§ **Requirements**
Each record must be retyped in full. No character may differ.

(Entries from a dataset)

⁂

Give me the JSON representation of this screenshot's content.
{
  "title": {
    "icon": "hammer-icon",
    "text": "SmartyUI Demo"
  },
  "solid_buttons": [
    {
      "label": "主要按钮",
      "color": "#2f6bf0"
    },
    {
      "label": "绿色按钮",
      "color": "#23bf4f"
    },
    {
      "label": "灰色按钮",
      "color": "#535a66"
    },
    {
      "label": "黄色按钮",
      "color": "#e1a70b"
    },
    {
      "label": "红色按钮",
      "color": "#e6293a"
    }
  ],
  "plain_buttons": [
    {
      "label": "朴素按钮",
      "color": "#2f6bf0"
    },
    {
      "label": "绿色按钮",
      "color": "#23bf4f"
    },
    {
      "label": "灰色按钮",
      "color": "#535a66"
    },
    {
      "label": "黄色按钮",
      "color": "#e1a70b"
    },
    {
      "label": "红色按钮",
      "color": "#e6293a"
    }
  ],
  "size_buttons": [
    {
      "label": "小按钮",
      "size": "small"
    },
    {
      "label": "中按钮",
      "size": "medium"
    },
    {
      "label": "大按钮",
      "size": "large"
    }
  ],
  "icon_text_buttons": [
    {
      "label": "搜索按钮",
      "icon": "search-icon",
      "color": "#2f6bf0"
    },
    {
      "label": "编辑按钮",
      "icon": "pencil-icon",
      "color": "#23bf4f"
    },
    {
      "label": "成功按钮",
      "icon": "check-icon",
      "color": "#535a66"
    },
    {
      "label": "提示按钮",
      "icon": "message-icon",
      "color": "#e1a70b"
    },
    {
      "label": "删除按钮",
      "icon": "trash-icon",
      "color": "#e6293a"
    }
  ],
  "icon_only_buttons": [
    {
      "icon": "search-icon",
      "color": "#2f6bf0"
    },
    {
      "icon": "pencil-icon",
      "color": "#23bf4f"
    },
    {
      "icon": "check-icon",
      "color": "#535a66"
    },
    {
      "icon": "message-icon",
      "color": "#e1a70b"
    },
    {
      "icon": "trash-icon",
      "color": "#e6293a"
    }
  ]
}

⁂

§ **Completed exercise**
Give me the JSON representation of this screenshot's content.
{
  "title": {
    "icon": "hammer-icon",
    "text": "SmartyUI Demo"
  },
  "solid_buttons": [
    {
      "label": "主要按钮",
      "color": "#2f6bf0"
    },
    {
      "label": "绿色按钮",
      "color": "#23bf4f"
    },
    {
      "label": "灰色按钮",
      "color": "#535a66"
    },
    {
      "label": "黄色按钮",
      "color": "#e1a70b"
    },
    {
      "label": "红色按钮",
      "color": "#e6293a"
    }
  ],
  "plain_buttons": [
    {
      "label": "朴素按钮",
      "color": "#2f6bf0"
    },
    {
      "label": "绿色按钮",
      "color": "#23bf4f"
    },
    {
      "label": "灰色按钮",
      "color": "#535a66"
    },
    {
      "label": "黄色按钮",
      "color": "#e1a70b"
    },
    {
      "label": "红色按钮",
      "color": "#e6293a"
    }
  ],
  "size_buttons": [
    {
      "label": "小按钮",
      "size": "small"
    },
    {
      "label": "中按钮",
      "size": "medium"
    },
    {
      "label": "大按钮",
      "size": "large"
    }
  ],
  "icon_text_buttons": [
    {
      "label": "搜索按钮",
      "icon": "search-icon",
      "color": "#2f6bf0"
    },
    {
      "label": "编辑按钮",
      "icon": "pencil-icon",
      "color": "#23bf4f"
    },
    {
      "label": "成功按钮",
      "icon": "check-icon",
      "color": "#535a66"
    },
    {
      "label": "提示按钮",
      "icon": "message-icon",
      "color": "#e1a70b"
    },
    {
      "label": "删除按钮",
      "icon": "trash-icon",
      "color": "#e6293a"
    }
  ],
  "icon_only_buttons": [
    {
      "icon": "search-icon",
      "color": "#2f6bf0"
    },
    {
      "icon": "pencil-icon",
      "color": "#23bf4f"
    },
    {
      "icon": "check-icon",
      "color": "#535a66"
    },
    {
      "icon": "message-icon",
      "color": "#e1a70b"
    },
    {
      "icon": "trash-icon",
      "color": "#e6293a"
    }
  ]
}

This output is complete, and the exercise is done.